Problem
Your task is to transcribe the records exactly, skipping every image.

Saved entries
◇ ◇ ◇ ◇ ◇

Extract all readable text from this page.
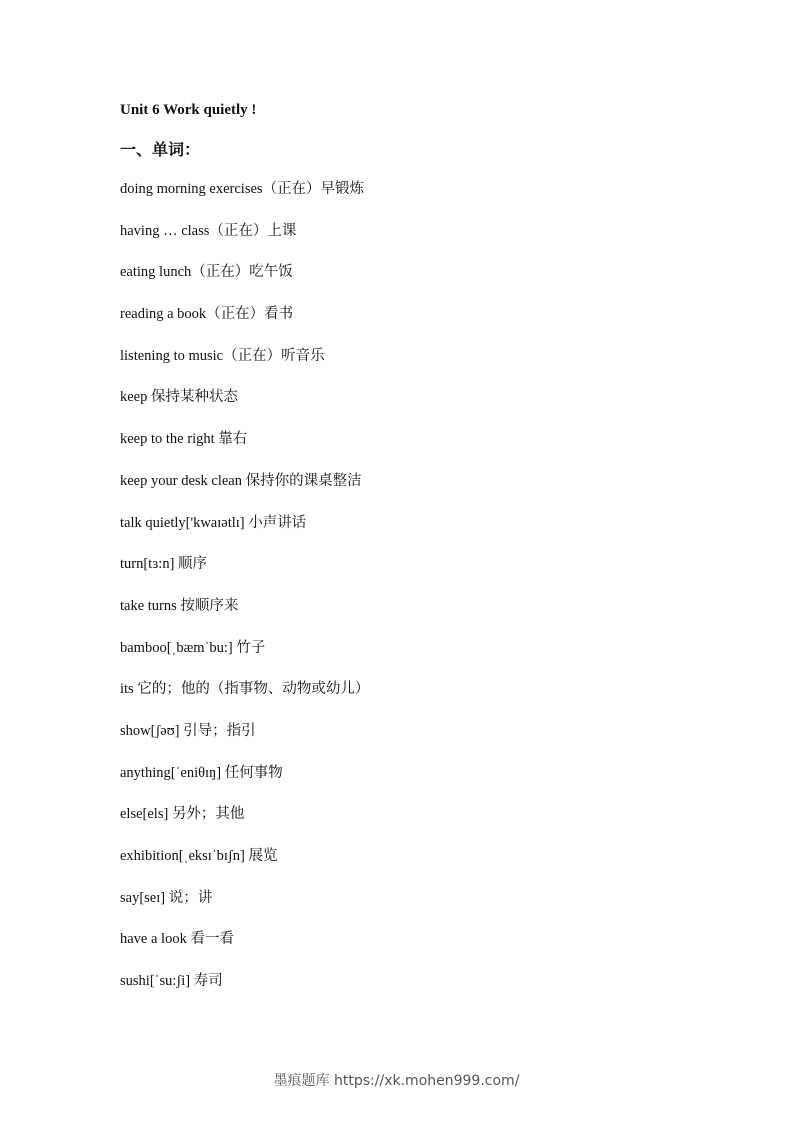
Unit 6 Work quietly !
一、单词：
doing morning exercises（正在）早锻炼
having … class（正在）上课
eating lunch（正在）吃午饭
reading a book（正在）看书
listening to music（正在）听音乐
keep 保持某种状态
keep to the right 靠右
keep your desk clean 保持你的课桌整洁
talk quietly['kwaɪətlɪ] 小声讲话
turn[tɜ:n] 顺序
take turns 按顺序来
bamboo[ˌbæmˈbu:] 竹子
its 它的；他的（指事物、动物或幼儿）
show[ʃəʊ] 引导；指引
anything[ˈeniθɪŋ] 任何事物
else[els] 另外；其他
exhibition[ˌeksɪˈbɪʃn] 展览
say[seɪ] 说；讲
have a look 看一看
sushi[ˈsu:ʃi] 寿司
墨痕题库 https://xk.mohen999.com/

◇ ◇ ◇ ◇ ◇

Correct response
Extract all readable text from this page.
Unit 6 Work quietly !
一、单词：
doing morning exercises（正在）早锻炼
having … class（正在）上课
eating lunch（正在）吃午饭
reading a book（正在）看书
listening to music（正在）听音乐
keep 保持某种状态
keep to the right 靠右
keep your desk clean 保持你的课桌整洁
talk quietly['kwaɪətlɪ] 小声讲话
turn[tɜ:n] 顺序
take turns 按顺序来
bamboo[ˌbæmˈbu:] 竹子
its 它的；他的（指事物、动物或幼儿）
show[ʃəʊ] 引导；指引
anything[ˈeniθɪŋ] 任何事物
else[els] 另外；其他
exhibition[ˌeksɪˈbɪʃn] 展览
say[seɪ] 说；讲
have a look 看一看
sushi[ˈsu:ʃi] 寿司
墨痕题库 https://xk.mohen999.com/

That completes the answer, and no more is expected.